WHAT YOU ARE ASKED TO DO:
Copy out all the lines where "rates" shows up.

----

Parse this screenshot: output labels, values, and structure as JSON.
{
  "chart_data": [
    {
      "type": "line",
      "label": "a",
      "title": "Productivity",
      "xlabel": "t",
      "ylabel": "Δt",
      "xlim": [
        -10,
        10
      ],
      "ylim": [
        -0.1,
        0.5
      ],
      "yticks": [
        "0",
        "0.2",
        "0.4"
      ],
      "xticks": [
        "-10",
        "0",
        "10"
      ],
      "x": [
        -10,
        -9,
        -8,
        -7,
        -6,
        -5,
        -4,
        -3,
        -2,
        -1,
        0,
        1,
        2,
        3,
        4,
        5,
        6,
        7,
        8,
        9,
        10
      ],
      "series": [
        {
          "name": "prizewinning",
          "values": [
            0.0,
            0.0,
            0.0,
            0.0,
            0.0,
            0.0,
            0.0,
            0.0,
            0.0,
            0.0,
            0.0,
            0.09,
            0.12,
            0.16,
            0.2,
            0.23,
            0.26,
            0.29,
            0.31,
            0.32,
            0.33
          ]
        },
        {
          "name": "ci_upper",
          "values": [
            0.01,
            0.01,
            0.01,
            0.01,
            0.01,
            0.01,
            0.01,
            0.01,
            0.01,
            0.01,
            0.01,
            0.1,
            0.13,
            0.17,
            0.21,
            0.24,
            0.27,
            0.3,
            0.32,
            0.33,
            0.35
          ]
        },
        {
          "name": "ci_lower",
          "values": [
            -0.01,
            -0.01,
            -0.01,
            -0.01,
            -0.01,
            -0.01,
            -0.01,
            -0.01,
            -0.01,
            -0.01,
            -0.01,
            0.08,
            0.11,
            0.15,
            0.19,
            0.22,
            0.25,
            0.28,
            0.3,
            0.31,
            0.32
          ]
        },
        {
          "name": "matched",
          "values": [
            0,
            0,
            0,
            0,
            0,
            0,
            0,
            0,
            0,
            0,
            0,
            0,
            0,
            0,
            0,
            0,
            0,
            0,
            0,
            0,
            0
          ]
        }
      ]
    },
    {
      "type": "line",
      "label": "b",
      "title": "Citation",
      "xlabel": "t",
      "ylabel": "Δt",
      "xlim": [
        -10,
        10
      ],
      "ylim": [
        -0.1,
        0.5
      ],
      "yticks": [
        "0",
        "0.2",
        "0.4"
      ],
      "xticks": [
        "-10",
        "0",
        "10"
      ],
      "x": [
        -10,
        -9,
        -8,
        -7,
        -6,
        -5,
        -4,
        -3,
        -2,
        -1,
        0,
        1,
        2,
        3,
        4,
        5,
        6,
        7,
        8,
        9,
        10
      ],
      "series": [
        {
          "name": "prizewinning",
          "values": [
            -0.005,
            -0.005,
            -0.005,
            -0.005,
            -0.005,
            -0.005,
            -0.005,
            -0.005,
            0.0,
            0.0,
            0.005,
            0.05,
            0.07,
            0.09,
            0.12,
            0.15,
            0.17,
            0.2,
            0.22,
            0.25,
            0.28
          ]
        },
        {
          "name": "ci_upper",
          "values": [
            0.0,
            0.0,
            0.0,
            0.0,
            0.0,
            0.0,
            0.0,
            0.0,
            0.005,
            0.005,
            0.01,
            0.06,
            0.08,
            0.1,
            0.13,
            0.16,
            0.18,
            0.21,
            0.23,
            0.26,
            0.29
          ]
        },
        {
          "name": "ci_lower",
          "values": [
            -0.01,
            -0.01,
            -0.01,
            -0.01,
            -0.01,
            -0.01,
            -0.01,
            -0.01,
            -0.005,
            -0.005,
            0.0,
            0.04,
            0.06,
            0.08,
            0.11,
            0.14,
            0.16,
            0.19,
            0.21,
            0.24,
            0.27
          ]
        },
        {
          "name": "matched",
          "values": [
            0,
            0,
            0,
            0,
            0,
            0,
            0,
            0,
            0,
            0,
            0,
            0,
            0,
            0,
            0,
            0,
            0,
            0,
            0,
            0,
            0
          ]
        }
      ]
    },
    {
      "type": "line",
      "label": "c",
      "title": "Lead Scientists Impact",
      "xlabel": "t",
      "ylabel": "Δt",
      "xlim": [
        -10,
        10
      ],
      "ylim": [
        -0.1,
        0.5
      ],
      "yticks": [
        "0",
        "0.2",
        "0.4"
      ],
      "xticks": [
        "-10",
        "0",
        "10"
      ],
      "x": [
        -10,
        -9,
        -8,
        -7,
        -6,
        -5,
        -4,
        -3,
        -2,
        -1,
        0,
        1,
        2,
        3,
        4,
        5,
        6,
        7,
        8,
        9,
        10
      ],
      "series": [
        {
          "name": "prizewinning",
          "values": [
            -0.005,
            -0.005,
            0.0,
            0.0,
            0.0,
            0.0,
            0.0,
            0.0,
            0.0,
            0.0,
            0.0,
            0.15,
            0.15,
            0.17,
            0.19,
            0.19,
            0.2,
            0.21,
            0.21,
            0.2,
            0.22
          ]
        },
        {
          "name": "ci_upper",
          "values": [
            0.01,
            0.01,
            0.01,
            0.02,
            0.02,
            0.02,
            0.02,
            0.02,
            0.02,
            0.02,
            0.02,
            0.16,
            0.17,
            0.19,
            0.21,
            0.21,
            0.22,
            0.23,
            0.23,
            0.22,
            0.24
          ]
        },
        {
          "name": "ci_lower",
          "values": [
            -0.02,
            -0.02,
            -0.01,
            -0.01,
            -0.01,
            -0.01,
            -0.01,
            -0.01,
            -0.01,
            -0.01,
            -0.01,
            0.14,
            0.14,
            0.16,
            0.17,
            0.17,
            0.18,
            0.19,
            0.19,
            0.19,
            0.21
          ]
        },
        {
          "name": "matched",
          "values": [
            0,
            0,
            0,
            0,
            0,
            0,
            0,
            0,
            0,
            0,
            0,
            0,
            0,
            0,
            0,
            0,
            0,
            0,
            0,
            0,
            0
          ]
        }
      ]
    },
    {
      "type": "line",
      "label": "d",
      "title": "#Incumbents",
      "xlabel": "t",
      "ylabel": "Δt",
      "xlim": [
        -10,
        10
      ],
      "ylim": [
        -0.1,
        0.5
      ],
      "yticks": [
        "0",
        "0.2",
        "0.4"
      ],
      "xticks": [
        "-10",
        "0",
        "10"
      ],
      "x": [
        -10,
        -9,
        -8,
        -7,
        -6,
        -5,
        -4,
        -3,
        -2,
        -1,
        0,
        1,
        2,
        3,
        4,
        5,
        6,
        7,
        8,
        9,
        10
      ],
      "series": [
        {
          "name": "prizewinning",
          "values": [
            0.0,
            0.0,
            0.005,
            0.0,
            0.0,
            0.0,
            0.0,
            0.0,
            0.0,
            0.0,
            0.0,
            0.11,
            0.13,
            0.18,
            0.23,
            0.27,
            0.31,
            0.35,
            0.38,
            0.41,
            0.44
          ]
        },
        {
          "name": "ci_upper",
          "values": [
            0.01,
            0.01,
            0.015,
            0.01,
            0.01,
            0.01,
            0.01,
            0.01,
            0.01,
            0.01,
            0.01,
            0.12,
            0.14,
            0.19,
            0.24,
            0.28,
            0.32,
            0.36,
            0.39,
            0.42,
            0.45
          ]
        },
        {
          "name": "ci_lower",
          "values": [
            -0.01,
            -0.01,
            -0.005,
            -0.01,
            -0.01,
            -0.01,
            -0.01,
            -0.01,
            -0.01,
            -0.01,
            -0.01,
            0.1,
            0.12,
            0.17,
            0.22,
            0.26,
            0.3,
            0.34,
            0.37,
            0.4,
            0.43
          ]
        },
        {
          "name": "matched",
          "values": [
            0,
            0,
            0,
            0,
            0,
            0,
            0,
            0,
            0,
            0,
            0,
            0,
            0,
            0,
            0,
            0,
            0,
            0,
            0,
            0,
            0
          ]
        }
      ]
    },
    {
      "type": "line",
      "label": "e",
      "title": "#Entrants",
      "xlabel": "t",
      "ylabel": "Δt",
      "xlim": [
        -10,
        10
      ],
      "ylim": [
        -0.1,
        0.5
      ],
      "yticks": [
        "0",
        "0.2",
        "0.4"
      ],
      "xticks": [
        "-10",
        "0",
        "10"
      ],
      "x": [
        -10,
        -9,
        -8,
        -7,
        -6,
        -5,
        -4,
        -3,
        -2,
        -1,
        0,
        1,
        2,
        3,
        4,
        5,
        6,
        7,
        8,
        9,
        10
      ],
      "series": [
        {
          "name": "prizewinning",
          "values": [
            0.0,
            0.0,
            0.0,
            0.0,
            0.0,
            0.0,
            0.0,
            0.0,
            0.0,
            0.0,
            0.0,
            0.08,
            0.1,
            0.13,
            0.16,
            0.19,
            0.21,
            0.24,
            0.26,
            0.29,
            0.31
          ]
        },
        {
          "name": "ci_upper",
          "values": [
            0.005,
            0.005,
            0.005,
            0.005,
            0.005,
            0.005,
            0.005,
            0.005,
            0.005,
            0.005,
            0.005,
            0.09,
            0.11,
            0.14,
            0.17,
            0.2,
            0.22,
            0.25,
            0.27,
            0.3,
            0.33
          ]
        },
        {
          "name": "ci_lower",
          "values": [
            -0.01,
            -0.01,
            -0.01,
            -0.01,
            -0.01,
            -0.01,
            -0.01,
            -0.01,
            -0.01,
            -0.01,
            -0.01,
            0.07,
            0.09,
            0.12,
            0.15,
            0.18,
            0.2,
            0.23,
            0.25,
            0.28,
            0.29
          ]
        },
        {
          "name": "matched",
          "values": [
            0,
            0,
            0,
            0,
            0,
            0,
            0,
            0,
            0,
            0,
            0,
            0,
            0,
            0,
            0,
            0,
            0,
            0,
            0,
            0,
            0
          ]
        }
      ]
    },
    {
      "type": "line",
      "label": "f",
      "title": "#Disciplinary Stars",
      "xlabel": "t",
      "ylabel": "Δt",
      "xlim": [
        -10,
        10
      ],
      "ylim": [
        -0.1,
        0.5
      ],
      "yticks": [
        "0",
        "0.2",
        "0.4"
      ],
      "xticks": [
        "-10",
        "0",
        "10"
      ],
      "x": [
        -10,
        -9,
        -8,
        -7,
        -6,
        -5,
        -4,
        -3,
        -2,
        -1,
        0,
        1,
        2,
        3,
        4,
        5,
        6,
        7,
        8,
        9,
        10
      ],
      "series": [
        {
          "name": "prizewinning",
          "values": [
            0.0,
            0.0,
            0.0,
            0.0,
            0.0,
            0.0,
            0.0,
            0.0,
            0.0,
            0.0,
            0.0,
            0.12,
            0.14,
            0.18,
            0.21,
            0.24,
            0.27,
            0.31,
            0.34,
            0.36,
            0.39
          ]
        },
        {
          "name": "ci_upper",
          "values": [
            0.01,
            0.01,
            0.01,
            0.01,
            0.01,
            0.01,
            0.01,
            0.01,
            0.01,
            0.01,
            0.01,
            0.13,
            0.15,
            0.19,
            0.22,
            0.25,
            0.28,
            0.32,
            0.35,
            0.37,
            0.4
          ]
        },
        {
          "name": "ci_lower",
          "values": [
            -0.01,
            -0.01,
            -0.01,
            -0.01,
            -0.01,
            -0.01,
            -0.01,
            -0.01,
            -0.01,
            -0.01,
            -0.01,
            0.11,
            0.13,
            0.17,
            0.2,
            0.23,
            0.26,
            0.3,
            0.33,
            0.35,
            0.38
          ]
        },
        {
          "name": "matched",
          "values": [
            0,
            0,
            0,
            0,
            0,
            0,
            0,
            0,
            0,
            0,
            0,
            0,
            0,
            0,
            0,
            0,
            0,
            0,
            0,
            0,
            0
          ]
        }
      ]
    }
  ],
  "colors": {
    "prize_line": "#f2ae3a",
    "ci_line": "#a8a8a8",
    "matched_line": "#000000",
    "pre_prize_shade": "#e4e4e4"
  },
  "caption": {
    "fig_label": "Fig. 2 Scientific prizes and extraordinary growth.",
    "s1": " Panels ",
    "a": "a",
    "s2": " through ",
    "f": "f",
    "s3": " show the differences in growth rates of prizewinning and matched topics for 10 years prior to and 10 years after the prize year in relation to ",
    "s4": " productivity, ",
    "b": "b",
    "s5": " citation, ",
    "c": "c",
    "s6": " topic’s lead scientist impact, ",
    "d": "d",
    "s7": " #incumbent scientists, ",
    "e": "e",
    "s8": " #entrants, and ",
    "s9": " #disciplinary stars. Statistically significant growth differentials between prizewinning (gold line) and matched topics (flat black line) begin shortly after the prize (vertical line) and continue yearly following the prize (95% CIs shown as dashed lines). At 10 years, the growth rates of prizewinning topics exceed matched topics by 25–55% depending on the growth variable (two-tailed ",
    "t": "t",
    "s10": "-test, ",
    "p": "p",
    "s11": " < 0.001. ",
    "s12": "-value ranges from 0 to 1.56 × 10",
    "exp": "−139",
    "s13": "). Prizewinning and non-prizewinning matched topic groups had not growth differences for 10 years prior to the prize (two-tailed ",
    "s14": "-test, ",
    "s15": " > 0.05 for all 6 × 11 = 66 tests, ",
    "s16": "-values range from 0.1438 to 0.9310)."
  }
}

----

TASK SOLUTION:
    "s3": " show the differences in growth rates of prizewinning and matched topics for 10 years prior to and 10 years after the prize year in relation to ",
    "s9": " #disciplinary stars. Statistically significant growth differentials between prizewinning (gold line) and matched topics (flat black line) begin shortly after the prize (vertical line) and continue yearly following the prize (95% CIs shown as dashed lines). At 10 years, the growth rates of prizewinning topics exceed matched topics by 25–55% depending on the growth variable (two-tailed ",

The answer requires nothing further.